_Problem requirements_: Give the listing again exactly, omitting its images.

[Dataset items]
■ ■ ■

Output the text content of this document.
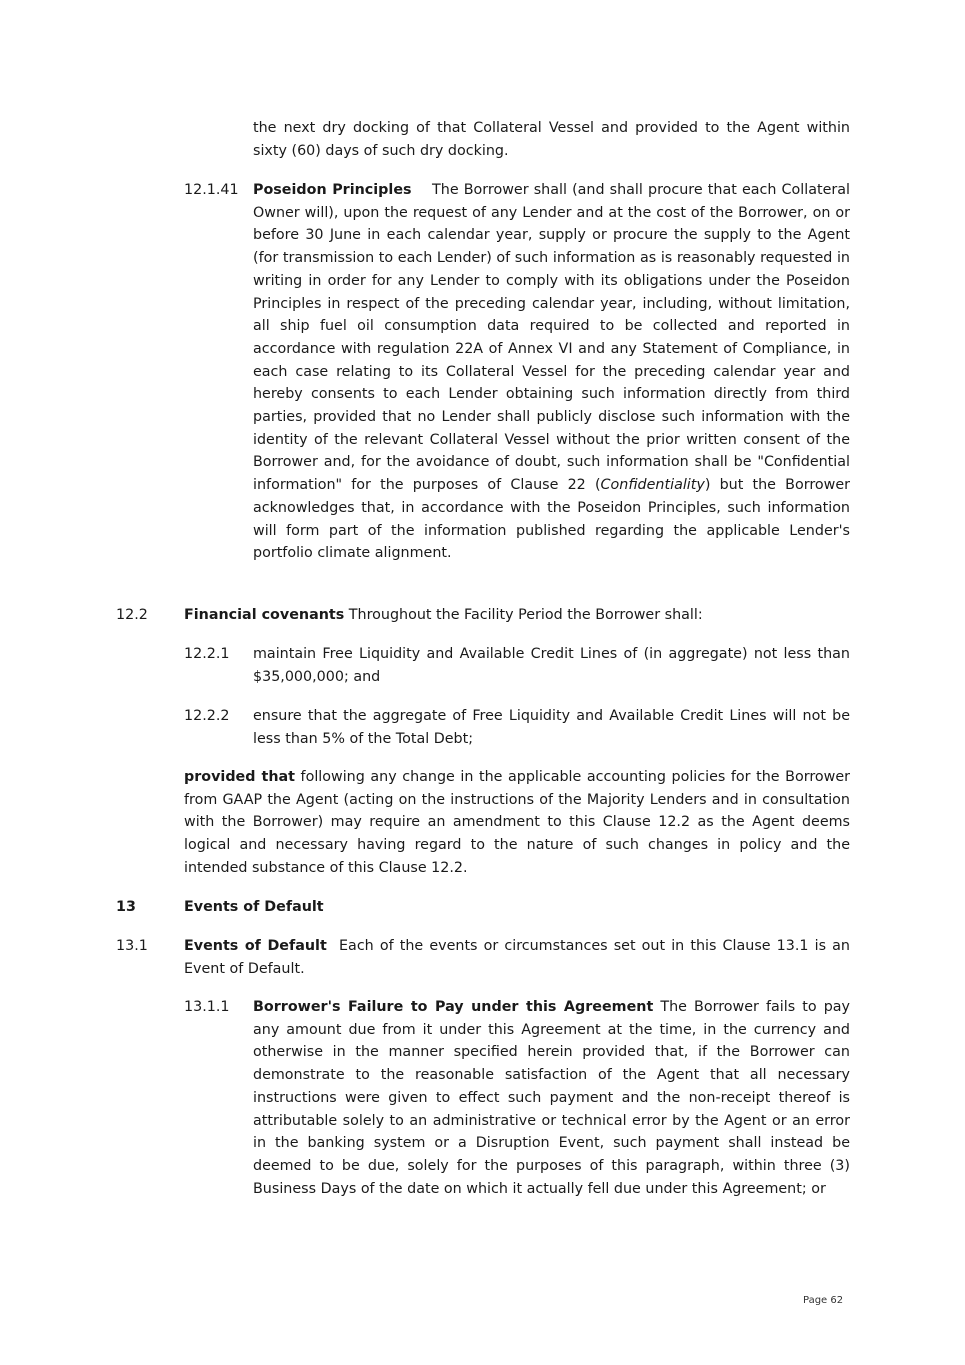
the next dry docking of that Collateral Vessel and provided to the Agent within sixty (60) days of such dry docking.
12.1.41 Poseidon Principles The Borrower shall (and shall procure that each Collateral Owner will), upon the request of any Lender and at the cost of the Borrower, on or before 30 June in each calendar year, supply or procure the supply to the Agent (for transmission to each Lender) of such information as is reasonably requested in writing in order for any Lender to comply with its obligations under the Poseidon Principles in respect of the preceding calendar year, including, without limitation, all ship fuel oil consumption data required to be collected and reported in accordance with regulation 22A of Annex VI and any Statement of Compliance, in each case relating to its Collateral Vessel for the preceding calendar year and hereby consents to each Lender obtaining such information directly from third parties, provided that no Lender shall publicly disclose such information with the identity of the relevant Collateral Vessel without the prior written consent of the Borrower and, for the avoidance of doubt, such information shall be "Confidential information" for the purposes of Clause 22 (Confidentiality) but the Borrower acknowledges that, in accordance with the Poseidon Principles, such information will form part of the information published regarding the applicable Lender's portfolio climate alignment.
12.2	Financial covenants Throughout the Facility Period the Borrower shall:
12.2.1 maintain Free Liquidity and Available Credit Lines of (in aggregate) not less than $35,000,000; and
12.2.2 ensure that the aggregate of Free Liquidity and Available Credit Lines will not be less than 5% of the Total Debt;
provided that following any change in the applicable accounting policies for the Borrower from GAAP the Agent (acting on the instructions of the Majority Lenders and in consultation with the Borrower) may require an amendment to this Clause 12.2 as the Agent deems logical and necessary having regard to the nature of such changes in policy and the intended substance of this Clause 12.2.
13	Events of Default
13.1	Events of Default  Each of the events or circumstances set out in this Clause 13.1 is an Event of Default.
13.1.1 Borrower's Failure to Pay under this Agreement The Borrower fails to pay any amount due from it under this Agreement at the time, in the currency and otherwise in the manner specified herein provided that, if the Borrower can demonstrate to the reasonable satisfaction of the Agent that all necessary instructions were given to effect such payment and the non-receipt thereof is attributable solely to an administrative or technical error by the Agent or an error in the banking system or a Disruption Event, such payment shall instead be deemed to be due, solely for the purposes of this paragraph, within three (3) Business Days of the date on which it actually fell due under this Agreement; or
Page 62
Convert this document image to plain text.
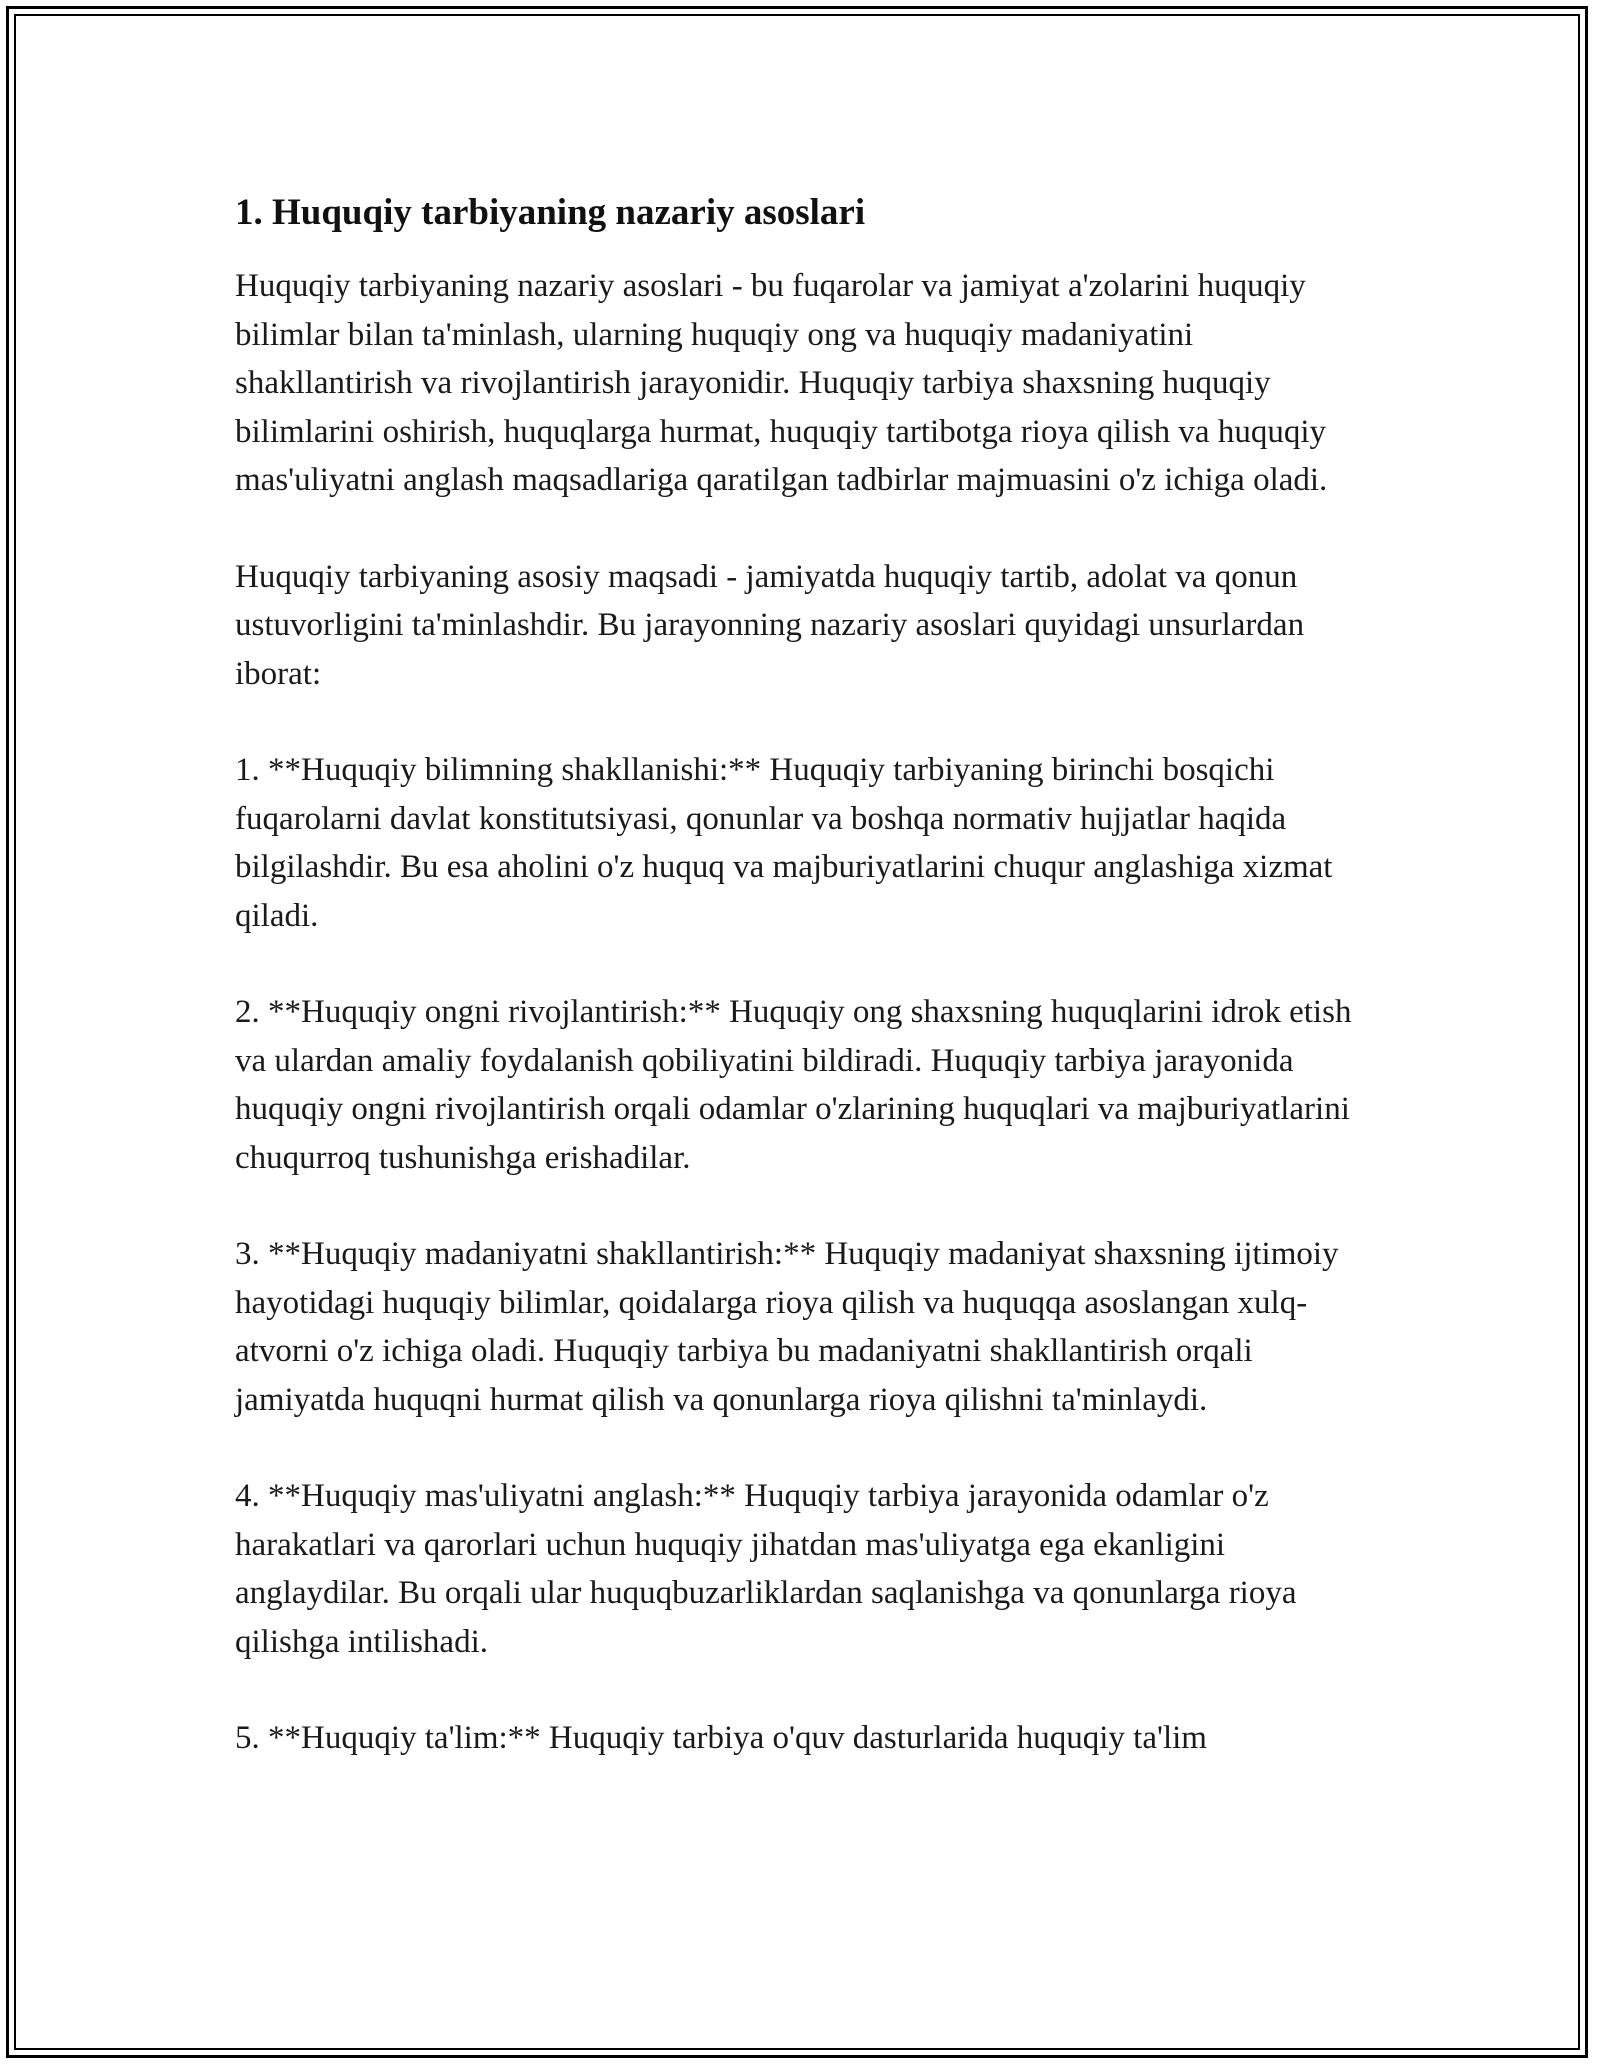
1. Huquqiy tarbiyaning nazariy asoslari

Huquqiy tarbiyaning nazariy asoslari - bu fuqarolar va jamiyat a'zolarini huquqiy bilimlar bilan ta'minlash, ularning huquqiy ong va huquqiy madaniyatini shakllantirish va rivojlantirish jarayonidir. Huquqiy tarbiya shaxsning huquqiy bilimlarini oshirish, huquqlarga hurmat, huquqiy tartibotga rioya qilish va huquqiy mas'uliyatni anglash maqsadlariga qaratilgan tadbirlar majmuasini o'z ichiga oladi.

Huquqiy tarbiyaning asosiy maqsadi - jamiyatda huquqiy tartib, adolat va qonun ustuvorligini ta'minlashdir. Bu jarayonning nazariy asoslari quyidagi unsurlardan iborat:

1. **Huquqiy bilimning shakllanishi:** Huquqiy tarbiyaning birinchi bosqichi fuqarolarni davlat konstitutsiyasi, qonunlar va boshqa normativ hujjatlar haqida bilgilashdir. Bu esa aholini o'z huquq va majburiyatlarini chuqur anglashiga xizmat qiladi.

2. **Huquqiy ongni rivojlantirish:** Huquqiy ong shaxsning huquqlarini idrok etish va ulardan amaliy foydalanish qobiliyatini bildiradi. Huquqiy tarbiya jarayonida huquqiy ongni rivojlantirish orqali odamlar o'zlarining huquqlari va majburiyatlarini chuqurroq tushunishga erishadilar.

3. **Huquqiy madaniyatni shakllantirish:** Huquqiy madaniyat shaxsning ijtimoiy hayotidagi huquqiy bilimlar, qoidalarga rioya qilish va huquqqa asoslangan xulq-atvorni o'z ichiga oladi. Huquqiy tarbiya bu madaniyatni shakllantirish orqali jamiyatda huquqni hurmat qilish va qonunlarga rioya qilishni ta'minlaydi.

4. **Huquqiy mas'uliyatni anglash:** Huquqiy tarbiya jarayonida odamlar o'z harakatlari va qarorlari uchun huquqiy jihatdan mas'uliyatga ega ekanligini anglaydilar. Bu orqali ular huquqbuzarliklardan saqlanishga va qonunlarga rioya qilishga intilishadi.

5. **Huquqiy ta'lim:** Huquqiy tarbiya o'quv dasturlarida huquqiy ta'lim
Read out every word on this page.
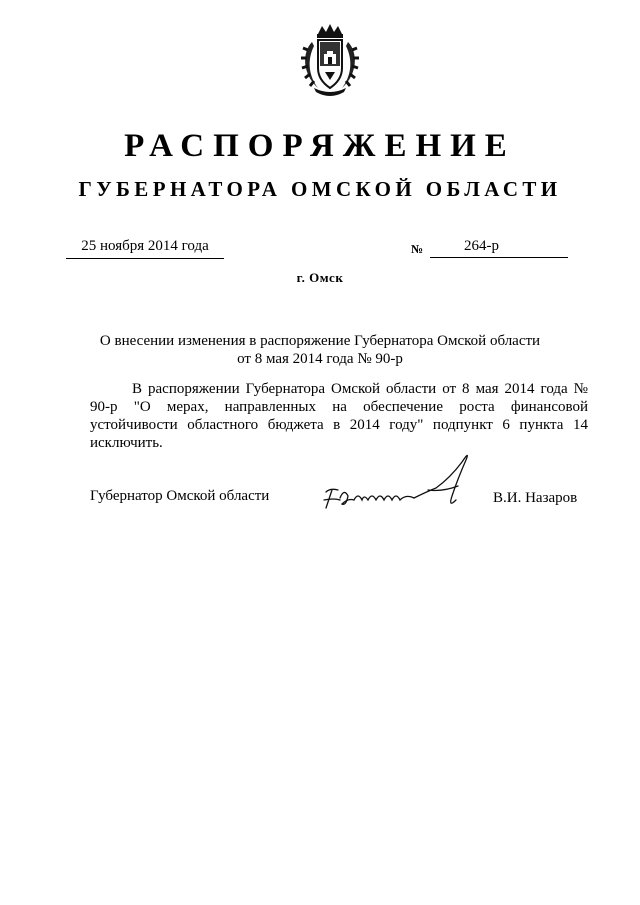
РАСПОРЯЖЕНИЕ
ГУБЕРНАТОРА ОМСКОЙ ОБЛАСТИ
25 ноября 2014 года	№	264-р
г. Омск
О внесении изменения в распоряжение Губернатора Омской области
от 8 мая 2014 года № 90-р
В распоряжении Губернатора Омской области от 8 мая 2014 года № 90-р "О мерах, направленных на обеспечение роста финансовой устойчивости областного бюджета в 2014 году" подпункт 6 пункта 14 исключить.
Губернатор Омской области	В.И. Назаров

■ ■ ■

_Solution to the problem_:
Output the text content of this document.
the next dry docking of that Collateral Vessel and provided to the Agent within sixty (60) days of such dry docking.
12.1.41 Poseidon Principles The Borrower shall (and shall procure that each Collateral Owner will), upon the request of any Lender and at the cost of the Borrower, on or before 30 June in each calendar year, supply or procure the supply to the Agent (for transmission to each Lender) of such information as is reasonably requested in writing in order for any Lender to comply with its obligations under the Poseidon Principles in respect of the preceding calendar year, including, without limitation, all ship fuel oil consumption data required to be collected and reported in accordance with regulation 22A of Annex VI and any Statement of Compliance, in each case relating to its Collateral Vessel for the preceding calendar year and hereby consents to each Lender obtaining such information directly from third parties, provided that no Lender shall publicly disclose such information with the identity of the relevant Collateral Vessel without the prior written consent of the Borrower and, for the avoidance of doubt, such information shall be "Confidential information" for the purposes of Clause 22 (Confidentiality) but the Borrower acknowledges that, in accordance with the Poseidon Principles, such information will form part of the information published regarding the applicable Lender's portfolio climate alignment.
12.2	Financial covenants Throughout the Facility Period the Borrower shall:
12.2.1 maintain Free Liquidity and Available Credit Lines of (in aggregate) not less than $35,000,000; and
12.2.2 ensure that the aggregate of Free Liquidity and Available Credit Lines will not be less than 5% of the Total Debt;
provided that following any change in the applicable accounting policies for the Borrower from GAAP the Agent (acting on the instructions of the Majority Lenders and in consultation with the Borrower) may require an amendment to this Clause 12.2 as the Agent deems logical and necessary having regard to the nature of such changes in policy and the intended substance of this Clause 12.2.
13	Events of Default
13.1	Events of Default  Each of the events or circumstances set out in this Clause 13.1 is an Event of Default.
13.1.1 Borrower's Failure to Pay under this Agreement The Borrower fails to pay any amount due from it under this Agreement at the time, in the currency and otherwise in the manner specified herein provided that, if the Borrower can demonstrate to the reasonable satisfaction of the Agent that all necessary instructions were given to effect such payment and the non-receipt thereof is attributable solely to an administrative or technical error by the Agent or an error in the banking system or a Disruption Event, such payment shall instead be deemed to be due, solely for the purposes of this paragraph, within three (3) Business Days of the date on which it actually fell due under this Agreement; or
Page 62
Convert this document image to plain text.
1. Huquqiy tarbiyaning nazariy asoslari

Huquqiy tarbiyaning nazariy asoslari - bu fuqarolar va jamiyat a'zolarini huquqiy bilimlar bilan ta'minlash, ularning huquqiy ong va huquqiy madaniyatini shakllantirish va rivojlantirish jarayonidir. Huquqiy tarbiya shaxsning huquqiy bilimlarini oshirish, huquqlarga hurmat, huquqiy tartibotga rioya qilish va huquqiy mas'uliyatni anglash maqsadlariga qaratilgan tadbirlar majmuasini o'z ichiga oladi.

Huquqiy tarbiyaning asosiy maqsadi - jamiyatda huquqiy tartib, adolat va qonun ustuvorligini ta'minlashdir. Bu jarayonning nazariy asoslari quyidagi unsurlardan iborat:

1. **Huquqiy bilimning shakllanishi:** Huquqiy tarbiyaning birinchi bosqichi fuqarolarni davlat konstitutsiyasi, qonunlar va boshqa normativ hujjatlar haqida bilgilashdir. Bu esa aholini o'z huquq va majburiyatlarini chuqur anglashiga xizmat qiladi.

2. **Huquqiy ongni rivojlantirish:** Huquqiy ong shaxsning huquqlarini idrok etish va ulardan amaliy foydalanish qobiliyatini bildiradi. Huquqiy tarbiya jarayonida huquqiy ongni rivojlantirish orqali odamlar o'zlarining huquqlari va majburiyatlarini chuqurroq tushunishga erishadilar.

3. **Huquqiy madaniyatni shakllantirish:** Huquqiy madaniyat shaxsning ijtimoiy hayotidagi huquqiy bilimlar, qoidalarga rioya qilish va huquqqa asoslangan xulq-atvorni o'z ichiga oladi. Huquqiy tarbiya bu madaniyatni shakllantirish orqali jamiyatda huquqni hurmat qilish va qonunlarga rioya qilishni ta'minlaydi.

4. **Huquqiy mas'uliyatni anglash:** Huquqiy tarbiya jarayonida odamlar o'z harakatlari va qarorlari uchun huquqiy jihatdan mas'uliyatga ega ekanligini anglaydilar. Bu orqali ular huquqbuzarliklardan saqlanishga va qonunlarga rioya qilishga intilishadi.

5. **Huquqiy ta'lim:** Huquqiy tarbiya o'quv dasturlarida huquqiy ta'lim
Read out every word on this page.
РАСПОРЯЖЕНИЕ
ГУБЕРНАТОРА ОМСКОЙ ОБЛАСТИ
25 ноября 2014 года	№	264-р
г. Омск
О внесении изменения в распоряжение Губернатора Омской области
от 8 мая 2014 года № 90-р
В распоряжении Губернатора Омской области от 8 мая 2014 года № 90-р "О мерах, направленных на обеспечение роста финансовой устойчивости областного бюджета в 2014 году" подпункт 6 пункта 14 исключить.
Губернатор Омской области	В.И. Назаров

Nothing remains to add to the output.